> **Exercise goal**: Please reproduce the records character for character, from their first line through the line containing "100, 430, 113]", including that line.

> **Data for this task**:
◆ ◆ ◆ ◆
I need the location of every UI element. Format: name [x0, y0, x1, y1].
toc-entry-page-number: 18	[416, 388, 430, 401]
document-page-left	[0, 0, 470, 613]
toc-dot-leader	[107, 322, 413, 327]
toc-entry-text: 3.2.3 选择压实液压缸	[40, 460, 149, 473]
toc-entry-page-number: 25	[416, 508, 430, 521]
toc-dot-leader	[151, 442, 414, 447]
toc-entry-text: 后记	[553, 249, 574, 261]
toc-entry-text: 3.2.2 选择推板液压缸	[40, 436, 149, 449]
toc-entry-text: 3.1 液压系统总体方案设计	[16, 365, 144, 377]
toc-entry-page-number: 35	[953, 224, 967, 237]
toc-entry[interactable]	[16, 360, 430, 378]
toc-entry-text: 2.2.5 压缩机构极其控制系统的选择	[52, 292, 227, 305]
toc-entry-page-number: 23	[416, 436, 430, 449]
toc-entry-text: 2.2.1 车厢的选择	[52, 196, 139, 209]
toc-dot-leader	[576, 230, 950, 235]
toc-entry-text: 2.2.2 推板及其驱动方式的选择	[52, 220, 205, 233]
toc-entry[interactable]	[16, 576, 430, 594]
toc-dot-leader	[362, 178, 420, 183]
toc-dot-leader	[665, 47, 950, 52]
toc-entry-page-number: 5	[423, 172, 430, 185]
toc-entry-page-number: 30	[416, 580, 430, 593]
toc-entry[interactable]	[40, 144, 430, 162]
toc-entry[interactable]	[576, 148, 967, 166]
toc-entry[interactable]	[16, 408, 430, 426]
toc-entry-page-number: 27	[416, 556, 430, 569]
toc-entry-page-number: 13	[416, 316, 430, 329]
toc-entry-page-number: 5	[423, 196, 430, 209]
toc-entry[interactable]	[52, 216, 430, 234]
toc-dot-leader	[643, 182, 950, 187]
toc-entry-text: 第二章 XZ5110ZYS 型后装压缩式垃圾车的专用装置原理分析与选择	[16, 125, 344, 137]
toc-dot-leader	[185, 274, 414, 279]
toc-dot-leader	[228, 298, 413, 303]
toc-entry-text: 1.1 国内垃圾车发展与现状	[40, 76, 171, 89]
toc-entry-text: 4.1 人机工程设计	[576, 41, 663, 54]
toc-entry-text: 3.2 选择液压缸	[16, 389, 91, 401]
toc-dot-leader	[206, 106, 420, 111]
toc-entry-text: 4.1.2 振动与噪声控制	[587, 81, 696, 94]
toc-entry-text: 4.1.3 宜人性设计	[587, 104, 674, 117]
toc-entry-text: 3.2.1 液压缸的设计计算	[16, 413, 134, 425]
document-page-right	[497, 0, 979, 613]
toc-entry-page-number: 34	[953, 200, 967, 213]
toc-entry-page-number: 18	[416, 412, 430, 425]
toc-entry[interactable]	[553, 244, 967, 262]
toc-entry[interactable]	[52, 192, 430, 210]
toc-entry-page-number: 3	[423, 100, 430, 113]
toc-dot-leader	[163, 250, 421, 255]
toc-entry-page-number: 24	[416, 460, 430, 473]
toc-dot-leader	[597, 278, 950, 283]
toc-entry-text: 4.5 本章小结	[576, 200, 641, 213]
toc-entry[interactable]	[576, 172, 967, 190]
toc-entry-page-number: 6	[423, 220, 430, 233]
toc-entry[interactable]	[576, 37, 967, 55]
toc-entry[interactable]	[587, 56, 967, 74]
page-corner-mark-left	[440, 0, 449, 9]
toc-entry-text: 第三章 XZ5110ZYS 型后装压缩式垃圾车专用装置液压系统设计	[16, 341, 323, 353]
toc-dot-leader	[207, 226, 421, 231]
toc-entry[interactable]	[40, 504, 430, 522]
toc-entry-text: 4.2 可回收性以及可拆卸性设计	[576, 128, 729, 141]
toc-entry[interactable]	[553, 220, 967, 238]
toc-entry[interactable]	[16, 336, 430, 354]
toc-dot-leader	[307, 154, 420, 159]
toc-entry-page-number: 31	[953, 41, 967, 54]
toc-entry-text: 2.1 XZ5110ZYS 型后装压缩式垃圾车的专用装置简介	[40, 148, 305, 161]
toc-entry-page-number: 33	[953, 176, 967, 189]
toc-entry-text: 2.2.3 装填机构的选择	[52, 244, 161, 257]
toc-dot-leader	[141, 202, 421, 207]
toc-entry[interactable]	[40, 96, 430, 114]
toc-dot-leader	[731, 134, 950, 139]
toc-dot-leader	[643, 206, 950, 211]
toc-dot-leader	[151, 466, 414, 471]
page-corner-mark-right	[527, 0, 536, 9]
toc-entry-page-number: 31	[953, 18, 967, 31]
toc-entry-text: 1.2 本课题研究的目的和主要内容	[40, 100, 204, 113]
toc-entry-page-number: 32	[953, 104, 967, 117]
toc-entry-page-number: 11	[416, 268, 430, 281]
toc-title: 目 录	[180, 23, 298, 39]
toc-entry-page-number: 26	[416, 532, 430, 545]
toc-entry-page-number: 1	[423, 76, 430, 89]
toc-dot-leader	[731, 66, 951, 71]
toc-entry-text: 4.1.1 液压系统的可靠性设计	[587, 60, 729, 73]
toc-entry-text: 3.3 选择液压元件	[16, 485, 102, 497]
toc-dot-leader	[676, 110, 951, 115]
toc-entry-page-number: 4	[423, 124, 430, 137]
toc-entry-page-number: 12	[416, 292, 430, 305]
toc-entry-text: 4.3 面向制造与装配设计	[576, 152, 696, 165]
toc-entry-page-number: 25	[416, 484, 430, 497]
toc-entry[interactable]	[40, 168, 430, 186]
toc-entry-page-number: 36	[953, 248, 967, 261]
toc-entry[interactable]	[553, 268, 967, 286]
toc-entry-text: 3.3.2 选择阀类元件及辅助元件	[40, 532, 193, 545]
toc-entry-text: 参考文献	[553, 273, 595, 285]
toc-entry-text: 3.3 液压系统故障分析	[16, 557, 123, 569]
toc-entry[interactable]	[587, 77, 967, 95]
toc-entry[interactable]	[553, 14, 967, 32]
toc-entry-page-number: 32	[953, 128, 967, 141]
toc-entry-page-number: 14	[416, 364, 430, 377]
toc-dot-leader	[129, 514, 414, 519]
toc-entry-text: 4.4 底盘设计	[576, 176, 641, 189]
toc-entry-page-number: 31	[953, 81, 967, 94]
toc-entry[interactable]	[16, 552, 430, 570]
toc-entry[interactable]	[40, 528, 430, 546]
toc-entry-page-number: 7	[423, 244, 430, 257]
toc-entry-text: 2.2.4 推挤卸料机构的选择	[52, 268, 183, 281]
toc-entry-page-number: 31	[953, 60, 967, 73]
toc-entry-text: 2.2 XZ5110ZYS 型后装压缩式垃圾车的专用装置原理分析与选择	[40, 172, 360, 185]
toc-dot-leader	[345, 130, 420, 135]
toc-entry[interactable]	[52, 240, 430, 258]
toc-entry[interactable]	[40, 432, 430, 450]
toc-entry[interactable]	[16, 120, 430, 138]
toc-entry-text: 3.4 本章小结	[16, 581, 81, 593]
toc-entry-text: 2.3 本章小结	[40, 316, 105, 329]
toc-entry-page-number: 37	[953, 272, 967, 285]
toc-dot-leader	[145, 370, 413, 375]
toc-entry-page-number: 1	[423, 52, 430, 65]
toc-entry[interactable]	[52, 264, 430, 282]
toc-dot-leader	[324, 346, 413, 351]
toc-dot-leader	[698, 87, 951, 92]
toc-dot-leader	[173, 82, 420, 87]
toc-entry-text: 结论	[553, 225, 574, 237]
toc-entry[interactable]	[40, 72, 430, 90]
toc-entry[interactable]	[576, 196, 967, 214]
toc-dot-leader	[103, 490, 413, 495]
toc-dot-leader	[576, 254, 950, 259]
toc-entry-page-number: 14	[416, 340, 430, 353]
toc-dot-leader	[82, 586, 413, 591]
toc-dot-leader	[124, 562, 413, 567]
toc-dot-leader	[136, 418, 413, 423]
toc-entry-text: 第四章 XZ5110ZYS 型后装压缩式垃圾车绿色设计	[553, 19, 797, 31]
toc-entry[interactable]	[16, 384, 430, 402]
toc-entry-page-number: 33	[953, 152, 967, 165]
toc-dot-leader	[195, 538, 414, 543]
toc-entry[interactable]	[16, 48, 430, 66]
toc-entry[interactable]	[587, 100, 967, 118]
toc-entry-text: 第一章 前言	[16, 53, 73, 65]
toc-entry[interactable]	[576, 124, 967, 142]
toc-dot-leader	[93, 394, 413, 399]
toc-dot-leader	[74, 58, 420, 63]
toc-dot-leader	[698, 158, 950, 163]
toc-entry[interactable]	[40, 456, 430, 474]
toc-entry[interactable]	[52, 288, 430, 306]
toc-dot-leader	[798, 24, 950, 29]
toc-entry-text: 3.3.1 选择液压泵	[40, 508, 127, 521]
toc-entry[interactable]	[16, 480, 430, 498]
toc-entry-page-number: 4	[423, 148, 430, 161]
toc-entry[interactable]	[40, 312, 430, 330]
◆ ◆ ◆ ◆
> **Task response**:
I need the location of every UI element. Format: name [x0, y0, x1, y1].
toc-entry-page-number: 18	[416, 388, 430, 401]
document-page-left	[0, 0, 470, 613]
toc-dot-leader	[107, 322, 413, 327]
toc-entry-text: 3.2.3 选择压实液压缸	[40, 460, 149, 473]
toc-entry-page-number: 25	[416, 508, 430, 521]
toc-dot-leader	[151, 442, 414, 447]
toc-entry-text: 后记	[553, 249, 574, 261]
toc-entry-text: 3.2.2 选择推板液压缸	[40, 436, 149, 449]
toc-entry-text: 3.1 液压系统总体方案设计	[16, 365, 144, 377]
toc-entry-page-number: 35	[953, 224, 967, 237]
toc-entry[interactable]	[16, 360, 430, 378]
toc-entry-text: 2.2.5 压缩机构极其控制系统的选择	[52, 292, 227, 305]
toc-entry-page-number: 23	[416, 436, 430, 449]
toc-entry-text: 2.2.1 车厢的选择	[52, 196, 139, 209]
toc-dot-leader	[576, 230, 950, 235]
toc-entry-text: 2.2.2 推板及其驱动方式的选择	[52, 220, 205, 233]
toc-entry[interactable]	[16, 576, 430, 594]
toc-dot-leader	[362, 178, 420, 183]
toc-dot-leader	[665, 47, 950, 52]
toc-entry-page-number: 5	[423, 172, 430, 185]
toc-entry-page-number: 30	[416, 580, 430, 593]
toc-entry[interactable]	[40, 144, 430, 162]
toc-entry[interactable]	[576, 148, 967, 166]
toc-entry[interactable]	[16, 408, 430, 426]
toc-entry-page-number: 27	[416, 556, 430, 569]
toc-entry-page-number: 13	[416, 316, 430, 329]
toc-entry-page-number: 5	[423, 196, 430, 209]
toc-entry[interactable]	[52, 216, 430, 234]
toc-dot-leader	[643, 182, 950, 187]
toc-entry-text: 第二章 XZ5110ZYS 型后装压缩式垃圾车的专用装置原理分析与选择	[16, 125, 344, 137]
toc-dot-leader	[185, 274, 414, 279]
toc-dot-leader	[228, 298, 413, 303]
toc-entry-text: 1.1 国内垃圾车发展与现状	[40, 76, 171, 89]
toc-entry-text: 4.1 人机工程设计	[576, 41, 663, 54]
toc-entry-text: 3.2 选择液压缸	[16, 389, 91, 401]
toc-dot-leader	[206, 106, 420, 111]
toc-entry-text: 4.1.2 振动与噪声控制	[587, 81, 696, 94]
toc-entry-text: 4.1.3 宜人性设计	[587, 104, 674, 117]
toc-entry-text: 3.2.1 液压缸的设计计算	[16, 413, 134, 425]
document-page-right	[497, 0, 979, 613]
toc-entry-page-number: 34	[953, 200, 967, 213]
toc-entry-page-number: 18	[416, 412, 430, 425]
toc-entry[interactable]	[553, 244, 967, 262]
toc-entry[interactable]	[52, 192, 430, 210]
toc-entry-page-number: 3	[423, 100, 430, 113]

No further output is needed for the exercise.